What is required:
Images are not part of the copy; transcribe all the data exactly.

* Start *

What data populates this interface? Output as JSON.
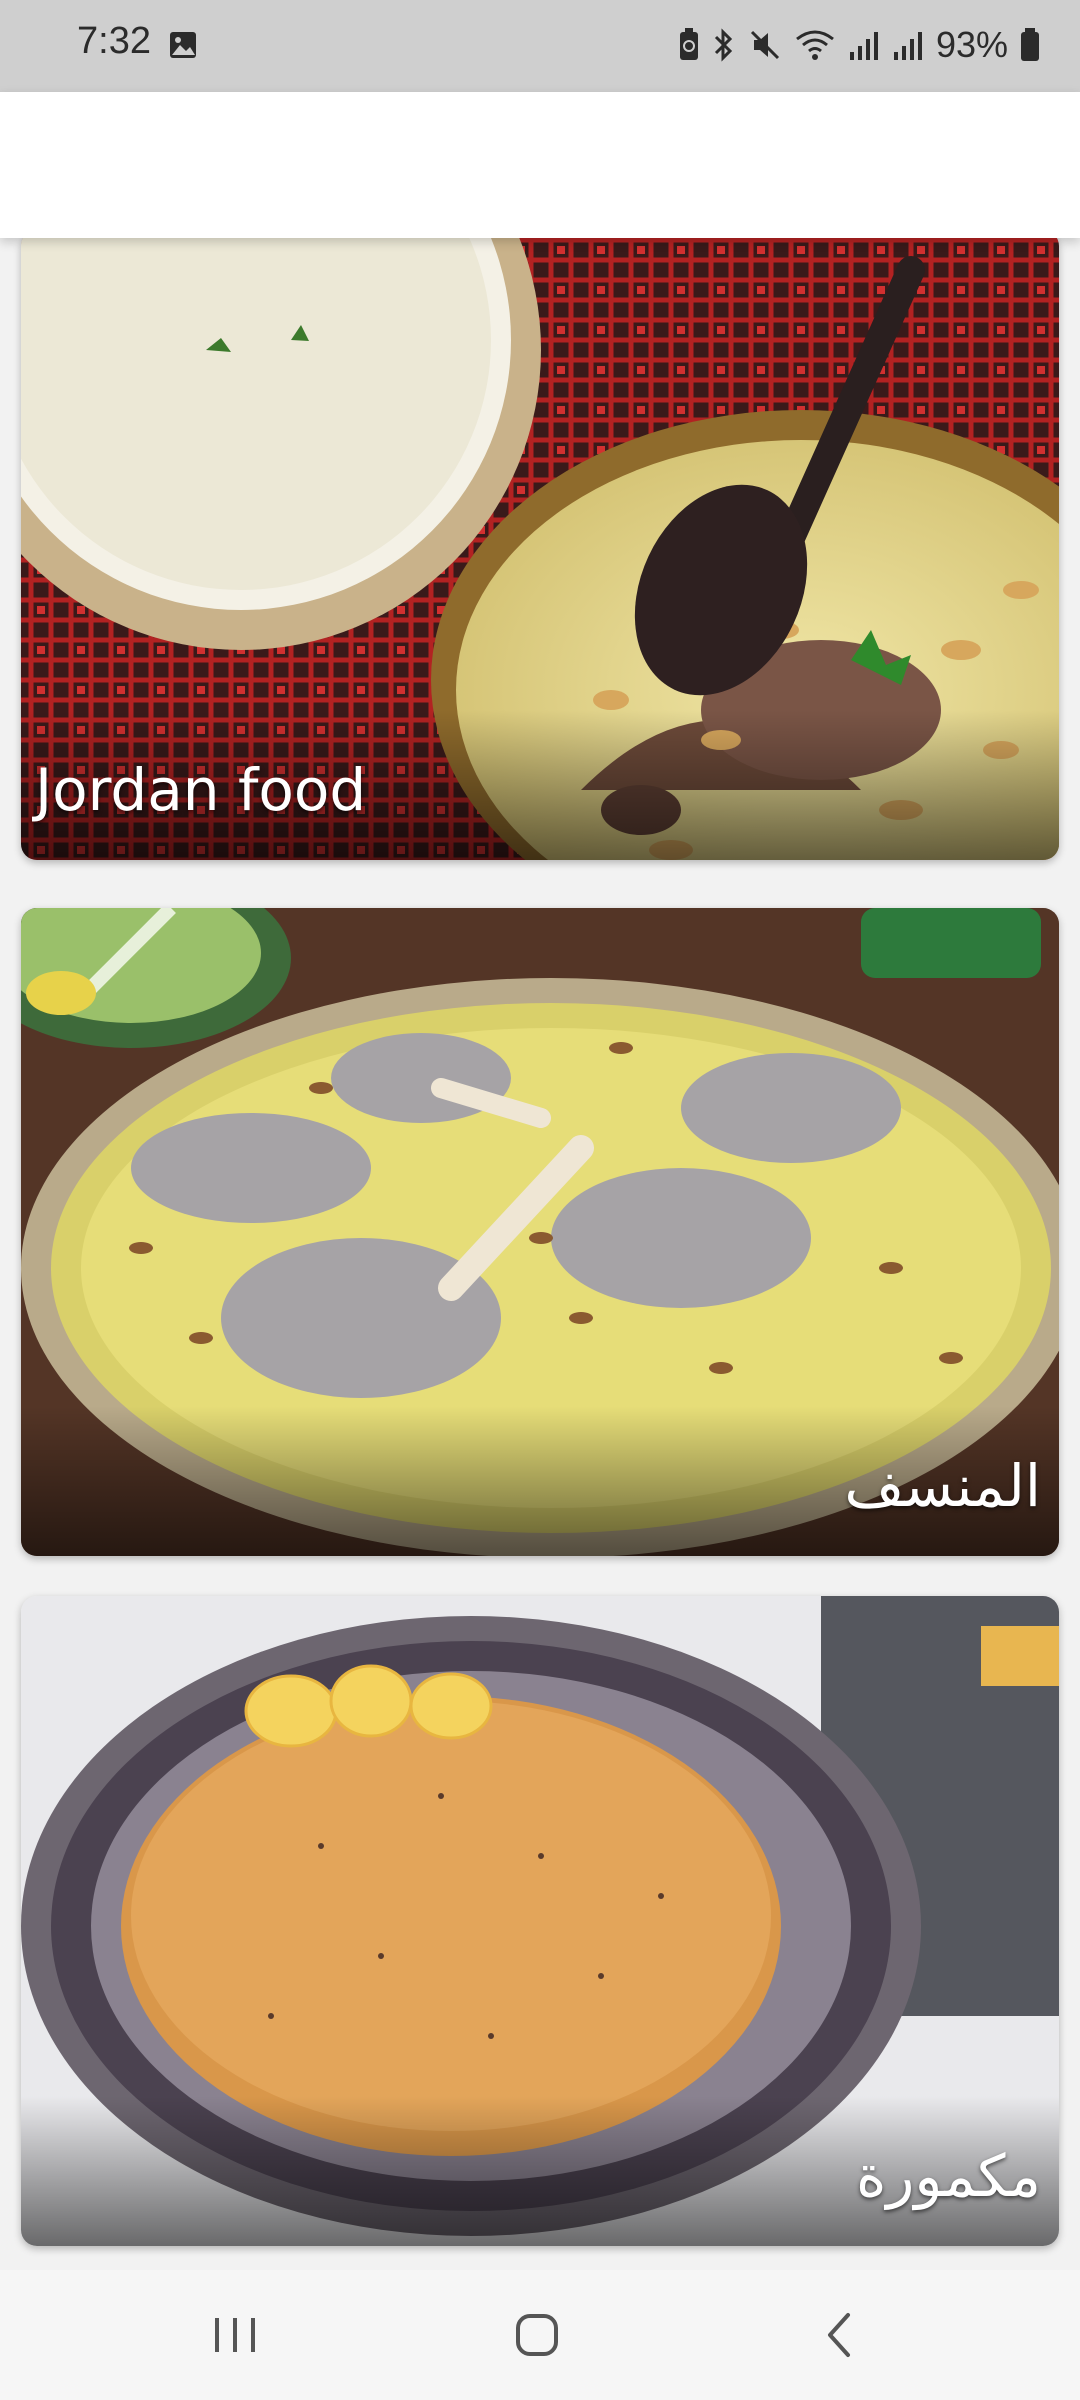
{
  "status_bar": {
    "time": "7:32",
    "battery": "93%",
    "icons": [
      "image-icon",
      "recycle-battery-icon",
      "bluetooth-icon",
      "mute-icon",
      "wifi-icon",
      "signal-icon",
      "signal-2-icon",
      "battery-icon"
    ]
  },
  "colors": {
    "status_bg": "#cfcfcf",
    "app_bar_bg": "#ffffff",
    "page_bg": "#f2f2f2",
    "card_title": "#ffffff"
  },
  "cards": [
    {
      "title": "Jordan food"
    },
    {
      "title": "المنسف"
    },
    {
      "title": "مكمورة"
    }
  ],
  "nav_bar": {
    "icons": [
      "recents-icon",
      "home-icon",
      "back-icon"
    ]
  }
}
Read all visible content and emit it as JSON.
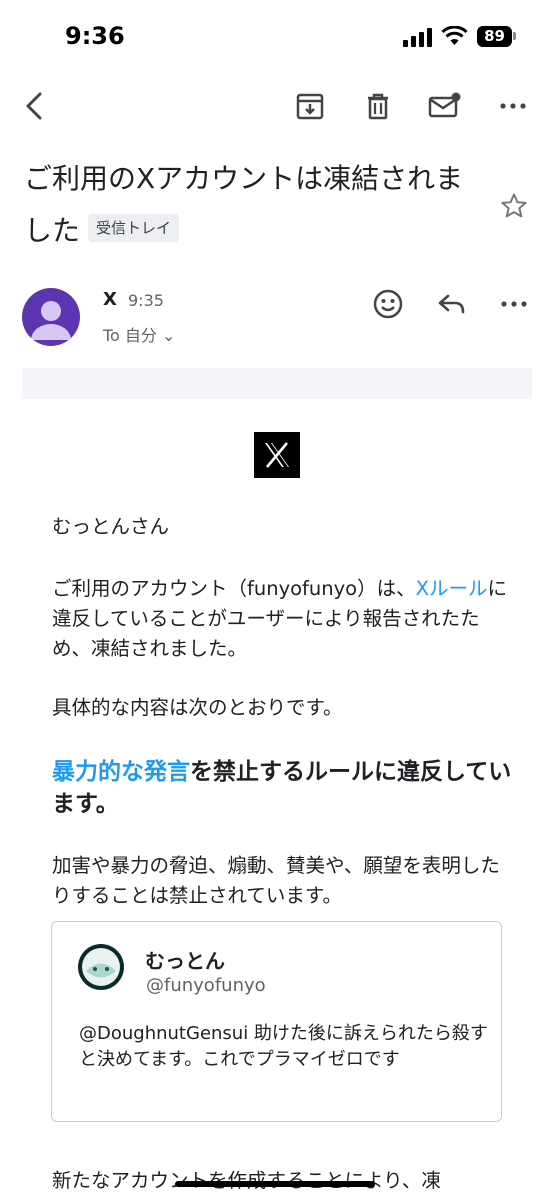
{
  "status_bar": {
    "time": "9:36",
    "battery": "89"
  },
  "email": {
    "subject": "ご利用のXアカウントは凍結されました",
    "label": "受信トレイ",
    "sender": "X",
    "time": "9:35",
    "to": "To 自分 ⌄"
  },
  "body": {
    "greeting": "むっとんさん",
    "para1_prefix": "ご利用のアカウント（funyofunyo）は、",
    "para1_link": "Xルール",
    "para1_suffix": "に違反していることがユーザーにより報告されたため、凍結されました。",
    "para2": "具体的な内容は次のとおりです。",
    "headline_link": "暴力的な発言",
    "headline_suffix": "を禁止するルールに違反しています。",
    "para3": "加害や暴力の脅迫、煽動、賛美や、願望を表明したりすることは禁止されています。",
    "para4": "新たなアカウントを作成することにより、凍"
  },
  "tweet": {
    "name": "むっとん",
    "handle": "@funyofunyo",
    "text": "@DoughnutGensui 助けた後に訴えられたら殺すと決めてます。これでプラマイゼロです"
  },
  "colors": {
    "link": "#1d9bf0",
    "avatar": "#5e35b1",
    "chip_bg": "#eceef1"
  }
}
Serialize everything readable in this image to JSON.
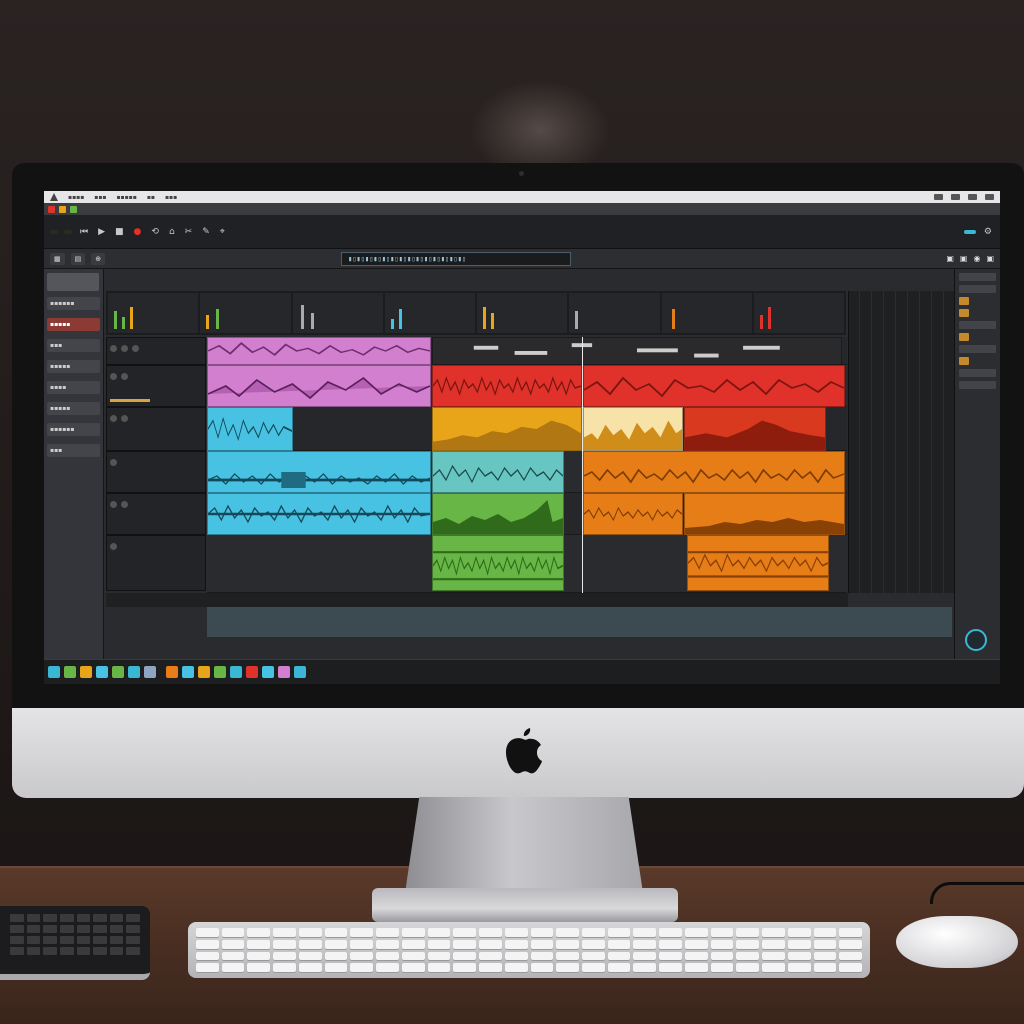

* End *

Exercise solution:
What data populates this interface? Output as JSON.
{
  "status_bar": {
    "time": "7:32",
    "battery": "93%",
    "icons": [
      "image-icon",
      "recycle-battery-icon",
      "bluetooth-icon",
      "mute-icon",
      "wifi-icon",
      "signal-icon",
      "signal-2-icon",
      "battery-icon"
    ]
  },
  "colors": {
    "status_bg": "#cfcfcf",
    "app_bar_bg": "#ffffff",
    "page_bg": "#f2f2f2",
    "card_title": "#ffffff"
  },
  "cards": [
    {
      "title": "Jordan food"
    },
    {
      "title": "المنسف"
    },
    {
      "title": "مكمورة"
    }
  ],
  "nav_bar": {
    "icons": [
      "recents-icon",
      "home-icon",
      "back-icon"
    ]
  }
}
Read all visible content and emit it as JSON.
{
  "status_bar": {
    "time": "9:36",
    "battery": "89"
  },
  "email": {
    "subject": "ご利用のXアカウントは凍結されました",
    "label": "受信トレイ",
    "sender": "X",
    "time": "9:35",
    "to": "To 自分 ⌄"
  },
  "body": {
    "greeting": "むっとんさん",
    "para1_prefix": "ご利用のアカウント（funyofunyo）は、",
    "para1_link": "Xルール",
    "para1_suffix": "に違反していることがユーザーにより報告されたため、凍結されました。",
    "para2": "具体的な内容は次のとおりです。",
    "headline_link": "暴力的な発言",
    "headline_suffix": "を禁止するルールに違反しています。",
    "para3": "加害や暴力の脅迫、煽動、賛美や、願望を表明したりすることは禁止されています。",
    "para4": "新たなアカウントを作成することにより、凍"
  },
  "tweet": {
    "name": "むっとん",
    "handle": "@funyofunyo",
    "text": "@DoughnutGensui 助けた後に訴えられたら殺すと決めてます。これでプラマイゼロです"
  },
  "colors": {
    "link": "#1d9bf0",
    "avatar": "#5e35b1",
    "chip_bg": "#eceef1"
  }
}
Serialize everything readable in this image to JSON.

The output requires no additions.